Supplied data:
_ _ _ _ _ _ _

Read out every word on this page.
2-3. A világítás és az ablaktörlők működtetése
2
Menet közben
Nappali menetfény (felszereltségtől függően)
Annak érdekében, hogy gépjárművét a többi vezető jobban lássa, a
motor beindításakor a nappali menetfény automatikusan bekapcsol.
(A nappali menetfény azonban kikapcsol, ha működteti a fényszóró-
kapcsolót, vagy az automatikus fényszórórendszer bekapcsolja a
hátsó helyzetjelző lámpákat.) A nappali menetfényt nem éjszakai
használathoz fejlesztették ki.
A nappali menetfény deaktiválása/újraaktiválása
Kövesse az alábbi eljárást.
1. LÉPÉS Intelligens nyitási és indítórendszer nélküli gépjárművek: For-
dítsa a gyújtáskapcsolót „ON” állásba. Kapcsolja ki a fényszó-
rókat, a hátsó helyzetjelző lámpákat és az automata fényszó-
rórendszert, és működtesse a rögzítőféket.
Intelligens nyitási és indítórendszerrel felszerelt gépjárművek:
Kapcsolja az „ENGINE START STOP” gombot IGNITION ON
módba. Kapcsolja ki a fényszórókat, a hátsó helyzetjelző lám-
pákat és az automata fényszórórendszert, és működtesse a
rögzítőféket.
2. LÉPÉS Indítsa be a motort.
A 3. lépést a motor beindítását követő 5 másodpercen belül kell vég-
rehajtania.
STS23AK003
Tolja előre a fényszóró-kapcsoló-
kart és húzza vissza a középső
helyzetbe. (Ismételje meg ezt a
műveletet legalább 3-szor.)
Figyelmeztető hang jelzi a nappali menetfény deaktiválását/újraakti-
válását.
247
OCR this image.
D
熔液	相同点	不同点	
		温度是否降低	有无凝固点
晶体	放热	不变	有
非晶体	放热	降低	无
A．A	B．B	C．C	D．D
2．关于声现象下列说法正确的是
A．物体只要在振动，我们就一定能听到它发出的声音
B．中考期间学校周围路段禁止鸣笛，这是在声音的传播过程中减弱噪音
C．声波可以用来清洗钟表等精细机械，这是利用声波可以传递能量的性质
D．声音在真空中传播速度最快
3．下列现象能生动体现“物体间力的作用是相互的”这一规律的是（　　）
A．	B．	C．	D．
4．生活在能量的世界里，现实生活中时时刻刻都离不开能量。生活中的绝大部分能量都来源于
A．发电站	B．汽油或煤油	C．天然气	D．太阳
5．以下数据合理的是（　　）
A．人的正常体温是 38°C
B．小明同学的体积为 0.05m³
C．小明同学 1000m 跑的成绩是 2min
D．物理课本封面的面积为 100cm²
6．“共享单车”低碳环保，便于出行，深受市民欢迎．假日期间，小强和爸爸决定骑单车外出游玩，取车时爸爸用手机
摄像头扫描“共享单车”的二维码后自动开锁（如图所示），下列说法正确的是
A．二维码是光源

_ _ _ _ _ _ _

Short exercise: Reproduce all the records precisely.

Answer in full:
Read out every word on this page.
2-3. A világítás és az ablaktörlők működtetése
2
Menet közben
Nappali menetfény (felszereltségtől függően)
Annak érdekében, hogy gépjárművét a többi vezető jobban lássa, a
motor beindításakor a nappali menetfény automatikusan bekapcsol.
(A nappali menetfény azonban kikapcsol, ha működteti a fényszóró-
kapcsolót, vagy az automatikus fényszórórendszer bekapcsolja a
hátsó helyzetjelző lámpákat.) A nappali menetfényt nem éjszakai
használathoz fejlesztették ki.
A nappali menetfény deaktiválása/újraaktiválása
Kövesse az alábbi eljárást.
1. LÉPÉS Intelligens nyitási és indítórendszer nélküli gépjárművek: For-
dítsa a gyújtáskapcsolót „ON” állásba. Kapcsolja ki a fényszó-
rókat, a hátsó helyzetjelző lámpákat és az automata fényszó-
rórendszert, és működtesse a rögzítőféket.
Intelligens nyitási és indítórendszerrel felszerelt gépjárművek:
Kapcsolja az „ENGINE START STOP” gombot IGNITION ON
módba. Kapcsolja ki a fényszórókat, a hátsó helyzetjelző lám-
pákat és az automata fényszórórendszert, és működtesse a
rögzítőféket.
2. LÉPÉS Indítsa be a motort.
A 3. lépést a motor beindítását követő 5 másodpercen belül kell vég-
rehajtania.
STS23AK003
Tolja előre a fényszóró-kapcsoló-
kart és húzza vissza a középső
helyzetbe. (Ismételje meg ezt a
műveletet legalább 3-szor.)
Figyelmeztető hang jelzi a nappali menetfény deaktiválását/újraakti-
válását.
247
OCR this image.
D
熔液	相同点	不同点	
		温度是否降低	有无凝固点
晶体	放热	不变	有
非晶体	放热	降低	无
A．A	B．B	C．C	D．D
2．关于声现象下列说法正确的是
A．物体只要在振动，我们就一定能听到它发出的声音
B．中考期间学校周围路段禁止鸣笛，这是在声音的传播过程中减弱噪音
C．声波可以用来清洗钟表等精细机械，这是利用声波可以传递能量的性质
D．声音在真空中传播速度最快
3．下列现象能生动体现“物体间力的作用是相互的”这一规律的是（　　）
A．	B．	C．	D．
4．生活在能量的世界里，现实生活中时时刻刻都离不开能量。生活中的绝大部分能量都来源于
A．发电站	B．汽油或煤油	C．天然气	D．太阳
5．以下数据合理的是（　　）
A．人的正常体温是 38°C
B．小明同学的体积为 0.05m³
C．小明同学 1000m 跑的成绩是 2min
D．物理课本封面的面积为 100cm²
6．“共享单车”低碳环保，便于出行，深受市民欢迎．假日期间，小强和爸爸决定骑单车外出游玩，取车时爸爸用手机
摄像头扫描“共享单车”的二维码后自动开锁（如图所示），下列说法正确的是
A．二维码是光源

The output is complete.